=== Data records ===
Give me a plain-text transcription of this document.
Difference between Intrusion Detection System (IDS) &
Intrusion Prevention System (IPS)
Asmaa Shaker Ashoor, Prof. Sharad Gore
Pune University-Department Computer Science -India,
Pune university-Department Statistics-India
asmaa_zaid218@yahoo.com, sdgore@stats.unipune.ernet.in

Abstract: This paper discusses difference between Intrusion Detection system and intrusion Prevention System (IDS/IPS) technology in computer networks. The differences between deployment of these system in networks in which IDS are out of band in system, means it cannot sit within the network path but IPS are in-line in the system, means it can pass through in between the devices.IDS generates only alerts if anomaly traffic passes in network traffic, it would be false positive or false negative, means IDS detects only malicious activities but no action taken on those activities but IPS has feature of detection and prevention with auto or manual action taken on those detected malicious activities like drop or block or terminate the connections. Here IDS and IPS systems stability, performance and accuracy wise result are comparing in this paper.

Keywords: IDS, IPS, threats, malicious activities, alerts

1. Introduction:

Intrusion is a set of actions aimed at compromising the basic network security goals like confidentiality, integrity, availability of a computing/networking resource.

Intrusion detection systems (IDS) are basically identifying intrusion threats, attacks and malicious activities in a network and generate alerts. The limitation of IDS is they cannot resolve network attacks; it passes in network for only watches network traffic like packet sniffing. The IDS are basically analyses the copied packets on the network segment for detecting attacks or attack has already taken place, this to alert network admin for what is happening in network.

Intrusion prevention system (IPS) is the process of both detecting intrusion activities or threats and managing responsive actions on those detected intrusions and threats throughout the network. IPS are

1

=== Task statement ===
Repeat the lines above exactly.

=== Exercise answer ===
Give me a plain-text transcription of this document.
Difference between Intrusion Detection System (IDS) &
Intrusion Prevention System (IPS)
Asmaa Shaker Ashoor, Prof. Sharad Gore
Pune University-Department Computer Science -India,
Pune university-Department Statistics-India
asmaa_zaid218@yahoo.com, sdgore@stats.unipune.ernet.in

Abstract: This paper discusses difference between Intrusion Detection system and intrusion Prevention System (IDS/IPS) technology in computer networks. The differences between deployment of these system in networks in which IDS are out of band in system, means it cannot sit within the network path but IPS are in-line in the system, means it can pass through in between the devices.IDS generates only alerts if anomaly traffic passes in network traffic, it would be false positive or false negative, means IDS detects only malicious activities but no action taken on those activities but IPS has feature of detection and prevention with auto or manual action taken on those detected malicious activities like drop or block or terminate the connections. Here IDS and IPS systems stability, performance and accuracy wise result are comparing in this paper.

Keywords: IDS, IPS, threats, malicious activities, alerts

1. Introduction:

Intrusion is a set of actions aimed at compromising the basic network security goals like confidentiality, integrity, availability of a computing/networking resource.

Intrusion detection systems (IDS) are basically identifying intrusion threats, attacks and malicious activities in a network and generate alerts. The limitation of IDS is they cannot resolve network attacks; it passes in network for only watches network traffic like packet sniffing. The IDS are basically analyses the copied packets on the network segment for detecting attacks or attack has already taken place, this to alert network admin for what is happening in network.

Intrusion prevention system (IPS) is the process of both detecting intrusion activities or threats and managing responsive actions on those detected intrusions and threats throughout the network. IPS are

1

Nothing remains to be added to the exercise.